Copy the stretch from the line containing "legend-label-line: Don't know" through the line containing "bar-never — [615, 279, 1100, 304]", putting "To see family" in place of "To visit family" and leaving everything else the same.

- _Records shown_:
________________

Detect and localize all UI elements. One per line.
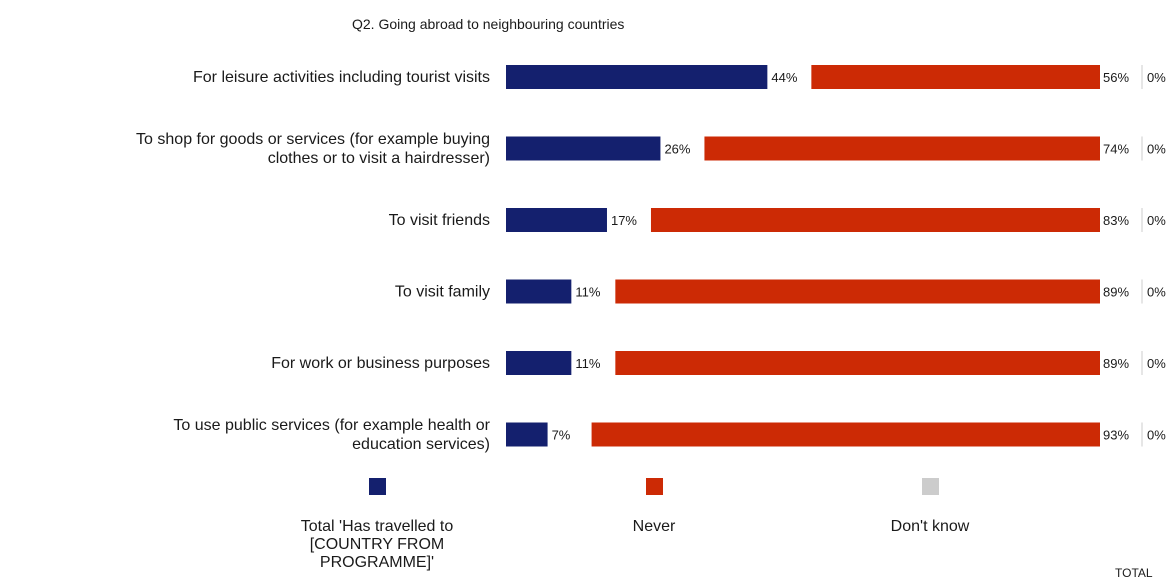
legend-label-line: Don't know — [891, 518, 970, 535]
category-label-line: To visit family — [395, 284, 490, 301]
data-label-never: 56% — [1103, 70, 1129, 85]
bar-never — [811, 65, 1100, 89]
category-label: To visit friends — [389, 212, 490, 229]
data-label-never: 83% — [1103, 213, 1129, 228]
bar-travelled — [506, 208, 607, 232]
chart-footnote: TOTAL — [1115, 566, 1153, 580]
data-label-travelled: 17% — [611, 213, 637, 228]
legend-travelled-swatch — [369, 478, 386, 495]
category-label-line: For leisure activities including tourist… — [193, 69, 490, 86]
bar-never — [615, 279, 1100, 304]
data-label-travelled: 11% — [575, 285, 600, 300]
category-label-line: For work or business purposes — [271, 355, 490, 372]
bar-travelled — [506, 65, 768, 89]
data-label-dont-know: 0% — [1147, 356, 1166, 371]
legend-label-line: PROGRAMME]' — [320, 554, 434, 571]
data-label-dont-know: 0% — [1147, 428, 1166, 443]
bar-travelled — [506, 422, 548, 447]
bar-never — [650, 208, 1100, 232]
category-label: For work or business purposes — [271, 355, 490, 372]
category-label: For leisure activities including tourist… — [193, 69, 490, 86]
data-label-dont-know: 0% — [1147, 285, 1166, 300]
category-label: To shop for goods or services (for examp… — [136, 131, 490, 167]
bar-travelled — [506, 279, 572, 304]
data-label-never: 74% — [1103, 142, 1129, 157]
data-label-dont-know: 0% — [1147, 142, 1166, 157]
data-label-never: 89% — [1103, 285, 1129, 300]
data-label-travelled: 7% — [552, 428, 571, 443]
legend-travelled-label: Total 'Has travelled to [COUNTRY FROM PROG… — [301, 518, 454, 571]
legend-dont-know-swatch — [922, 478, 939, 495]
bar-never — [591, 422, 1100, 447]
legend-label-line: [COUNTRY FROM — [310, 536, 445, 553]
data-label-dont-know: 0% — [1147, 213, 1166, 228]
data-label-travelled: 26% — [664, 142, 690, 157]
bar-travelled — [506, 136, 661, 161]
category-label: To use public services (for example heal… — [173, 417, 490, 453]
legend-label-line: Never — [633, 518, 676, 535]
category-label: To visit family — [395, 284, 490, 301]
chart-title: Q2. Going abroad to neighbouring countri… — [352, 16, 625, 32]
legend-label-line: Total 'Has travelled to — [301, 518, 454, 535]
data-label-never: 89% — [1103, 356, 1129, 371]
bar-never — [704, 136, 1100, 161]
data-label-never: 93% — [1103, 428, 1129, 443]
category-label-line: education services) — [352, 436, 490, 453]
data-label-travelled: 11% — [575, 356, 600, 371]
category-label-line: To visit friends — [389, 212, 490, 229]
bar-never — [615, 351, 1100, 375]
category-label-line: clothes or to visit a hairdresser) — [268, 150, 490, 167]
data-label-dont-know: 0% — [1147, 70, 1166, 85]
category-label-line: To shop for goods or services (for examp… — [136, 131, 490, 148]
legend-dont-know-label: Don't know — [891, 518, 970, 535]
legend-never-label: Never — [633, 518, 676, 535]
data-label-travelled: 44% — [771, 70, 797, 85]
category-label-line: To use public services (for example heal… — [173, 417, 490, 434]
legend-never-swatch — [646, 478, 663, 495]
bar-travelled — [506, 351, 572, 375]
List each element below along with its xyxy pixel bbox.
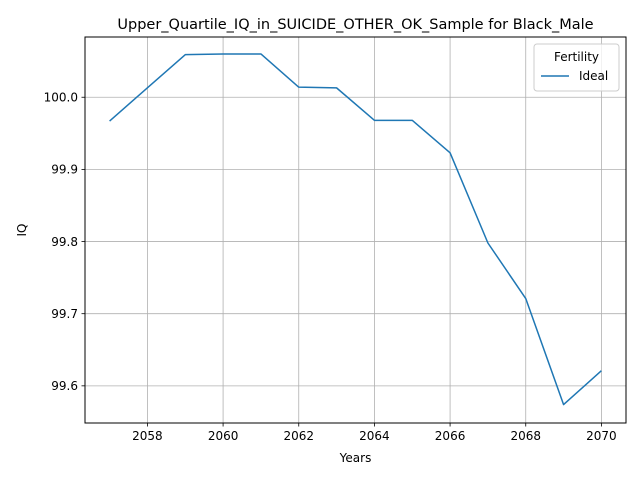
y-axis-ticks: 99.6 99.7 99.8 99.9 100.0	[44, 91, 85, 393]
y-tick-label: 99.9	[51, 163, 78, 177]
y-axis-label: IQ	[15, 224, 29, 237]
y-tick-label: 99.6	[51, 379, 78, 393]
x-tick-label: 2066	[435, 429, 466, 443]
legend: Fertility Ideal	[533, 43, 620, 92]
y-tick-label: 99.8	[51, 235, 78, 249]
x-tick-label: 2068	[510, 429, 541, 443]
series-layer	[109, 53, 602, 406]
x-tick-label: 2058	[132, 429, 163, 443]
x-axis-label: Years	[339, 451, 372, 465]
series-line-ideal	[109, 53, 602, 406]
x-tick-label: 2070	[586, 429, 617, 443]
x-tick-label: 2062	[283, 429, 314, 443]
y-tick-label: 100.0	[44, 91, 78, 105]
x-tick-label: 2060	[208, 429, 239, 443]
legend-title: Fertility	[554, 50, 599, 64]
legend-label-ideal: Ideal	[579, 69, 608, 83]
x-tick-label: 2064	[359, 429, 390, 443]
x-axis-ticks: 2058 2060 2062 2064 2066 2068 2070	[132, 423, 617, 443]
grid-lines	[85, 37, 626, 423]
chart-title: Upper_Quartile_IQ_in_SUICIDE_OTHER_OK_Sa…	[117, 17, 593, 33]
y-tick-label: 99.7	[51, 307, 78, 321]
plot-frame	[84, 36, 627, 424]
legend-box	[533, 43, 620, 92]
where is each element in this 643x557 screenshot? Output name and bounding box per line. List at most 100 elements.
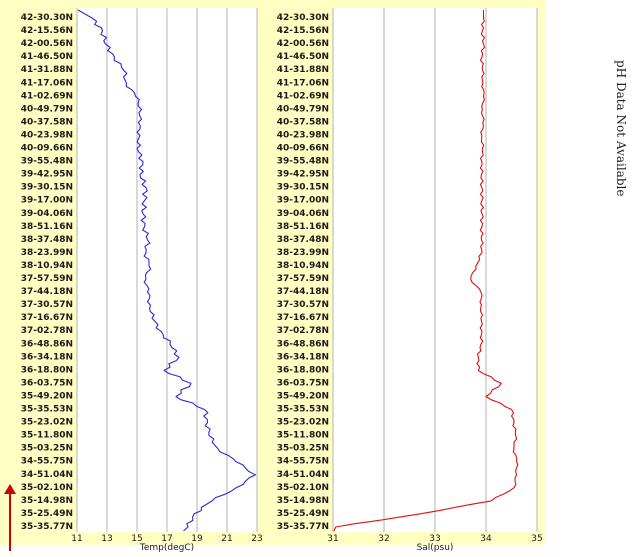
temperature-latitude-label: 40-23.98N [21,130,73,140]
salinity-latitude-label: 35-02.10N [277,483,329,493]
temperature-latitude-label: 39-30.15N [21,183,73,193]
temperature-latitude-label: 37-44.18N [21,287,73,297]
salinity-latitude-label: 37-44.18N [277,287,329,297]
salinity-latitude-label: 35-25.49N [277,509,329,519]
salinity-latitude-label: 34-55.75N [277,457,329,467]
salinity-latitude-label: 36-03.75N [277,378,329,388]
temperature-latitude-label: 35-11.80N [21,431,73,441]
temperature-latitude-label: 41-31.88N [21,65,73,75]
salinity-latitude-label: 41-46.50N [277,52,329,62]
salinity-latitude-label: 35-35.77N [277,522,329,532]
temperature-x-tick-label: 17 [161,534,172,544]
salinity-latitude-label: 42-00.56N [277,39,329,49]
temperature-x-tick-label: 21 [221,534,232,544]
temperature-latitude-label: 41-17.06N [21,78,73,88]
temperature-latitude-label: 38-23.99N [21,248,73,258]
salinity-latitude-label: 35-11.80N [277,431,329,441]
salinity-latitude-label: 38-10.94N [277,261,329,271]
temperature-latitude-label: 42-15.56N [21,26,73,36]
temperature-latitude-label: 35-03.25N [21,444,73,454]
temperature-latitude-label: 39-55.48N [21,157,73,167]
temperature-x-tick-label: 19 [191,534,203,544]
salinity-latitude-label: 41-02.69N [277,91,329,101]
temperature-latitude-label: 38-10.94N [21,261,73,271]
temperature-latitude-label: 41-02.69N [21,91,73,101]
salinity-latitude-label: 35-35.53N [277,405,329,415]
salinity-latitude-label: 36-48.86N [277,339,329,349]
salinity-latitude-label: 36-34.18N [277,352,329,362]
temperature-x-axis-title: Temp(degC) [139,543,194,553]
temperature-latitude-label: 38-37.48N [21,235,73,245]
salinity-latitude-label: 40-23.98N [277,130,329,140]
salinity-x-tick-label: 31 [327,534,338,544]
salinity-latitude-label: 37-30.57N [277,300,329,310]
temperature-latitude-label: 34-55.75N [21,457,73,467]
salinity-x-tick-label: 33 [429,534,440,544]
temperature-x-tick-label: 11 [71,534,82,544]
temperature-latitude-label: 35-14.98N [21,496,73,506]
temperature-latitude-label: 36-03.75N [21,378,73,388]
salinity-latitude-label: 37-57.59N [277,274,329,284]
salinity-latitude-label: 35-23.02N [277,418,329,428]
direction-arrow-head [4,484,16,494]
temperature-latitude-label: 35-23.02N [21,418,73,428]
temperature-latitude-label: 36-48.86N [21,339,73,349]
salinity-latitude-label: 35-14.98N [277,496,329,506]
salinity-latitude-label: 42-30.30N [277,13,329,23]
temperature-latitude-label: 42-00.56N [21,39,73,49]
salinity-latitude-label: 38-37.48N [277,235,329,245]
temperature-latitude-label: 35-02.10N [21,483,73,493]
temperature-latitude-label: 36-18.80N [21,365,73,375]
salinity-latitude-label: 37-16.67N [277,313,329,323]
temperature-x-tick-label: 13 [101,534,112,544]
temperature-latitude-label: 42-30.30N [21,13,73,23]
salinity-latitude-label: 35-03.25N [277,444,329,454]
salinity-x-tick-label: 34 [480,534,492,544]
temperature-latitude-label: 38-51.16N [21,222,73,232]
temperature-latitude-label: 35-35.53N [21,405,73,415]
temperature-x-tick-label: 23 [251,534,262,544]
temperature-latitude-label: 37-30.57N [21,300,73,310]
temperature-x-tick-label: 15 [131,534,142,544]
salinity-chart: 42-30.30N 42-15.56N 42-00.56N 41-46.50N 41-3… [277,8,543,553]
temperature-latitude-label: 34-51.04N [21,470,73,480]
temperature-latitude-label: 39-42.95N [21,170,73,180]
temperature-latitude-label: 35-49.20N [21,391,73,401]
salinity-latitude-label: 39-55.48N [277,157,329,167]
salinity-x-tick-label: 32 [378,534,389,544]
salinity-latitude-label: 41-17.06N [277,78,329,88]
salinity-profile-line [333,10,519,532]
direction-arrow [4,484,16,551]
salinity-x-tick-label: 35 [531,534,542,544]
salinity-latitude-label: 39-30.15N [277,183,329,193]
temperature-latitude-label: 37-02.78N [21,326,73,336]
salinity-x-axis-title: Sal(psu) [417,543,454,553]
salinity-latitude-label: 39-04.06N [277,209,329,219]
salinity-latitude-label: 39-42.95N [277,170,329,180]
salinity-latitude-label: 42-15.56N [277,26,329,36]
temperature-latitude-label: 35-35.77N [21,522,73,532]
temperature-latitude-label: 36-34.18N [21,352,73,362]
temperature-latitude-label: 35-25.49N [21,509,73,519]
salinity-latitude-label: 38-51.16N [277,222,329,232]
temperature-latitude-label: 39-17.00N [21,196,73,206]
temperature-latitude-label: 37-16.67N [21,313,73,323]
temperature-chart: 42-30.30N 42-15.56N 42-00.56N 41-46.50N 41-3… [21,8,263,553]
temperature-latitude-label: 37-57.59N [21,274,73,284]
salinity-latitude-label: 34-51.04N [277,470,329,480]
salinity-latitude-label: 40-09.66N [277,144,329,154]
temperature-latitude-label: 40-49.79N [21,104,73,114]
temperature-latitude-label: 39-04.06N [21,209,73,219]
ph-unavailable-text: pH Data Not Available [614,60,628,197]
salinity-latitude-label: 39-17.00N [277,196,329,206]
salinity-latitude-label: 35-49.20N [277,391,329,401]
salinity-latitude-label: 36-18.80N [277,365,329,375]
temperature-latitude-label: 41-46.50N [21,52,73,62]
salinity-latitude-label: 40-37.58N [277,117,329,127]
salinity-latitude-label: 37-02.78N [277,326,329,336]
temperature-profile-line [77,9,257,532]
salinity-latitude-label: 38-23.99N [277,248,329,258]
salinity-latitude-label: 40-49.79N [277,104,329,114]
ph-unavailable-note: pH Data Not Available [614,60,643,230]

________________

- _Correct response_:
legend-label-line: Don't know — [891, 518, 970, 535]
category-label-line: To see family — [395, 284, 490, 301]
data-label-never: 56% — [1103, 70, 1129, 85]
bar-never — [811, 65, 1100, 89]
category-label: To visit friends — [389, 212, 490, 229]
data-label-never: 83% — [1103, 213, 1129, 228]
bar-travelled — [506, 208, 607, 232]
chart-footnote: TOTAL — [1115, 566, 1153, 580]
data-label-travelled: 17% — [611, 213, 637, 228]
legend-travelled-swatch — [369, 478, 386, 495]
category-label-line: For leisure activities including tourist… — [193, 69, 490, 86]
bar-never — [615, 279, 1100, 304]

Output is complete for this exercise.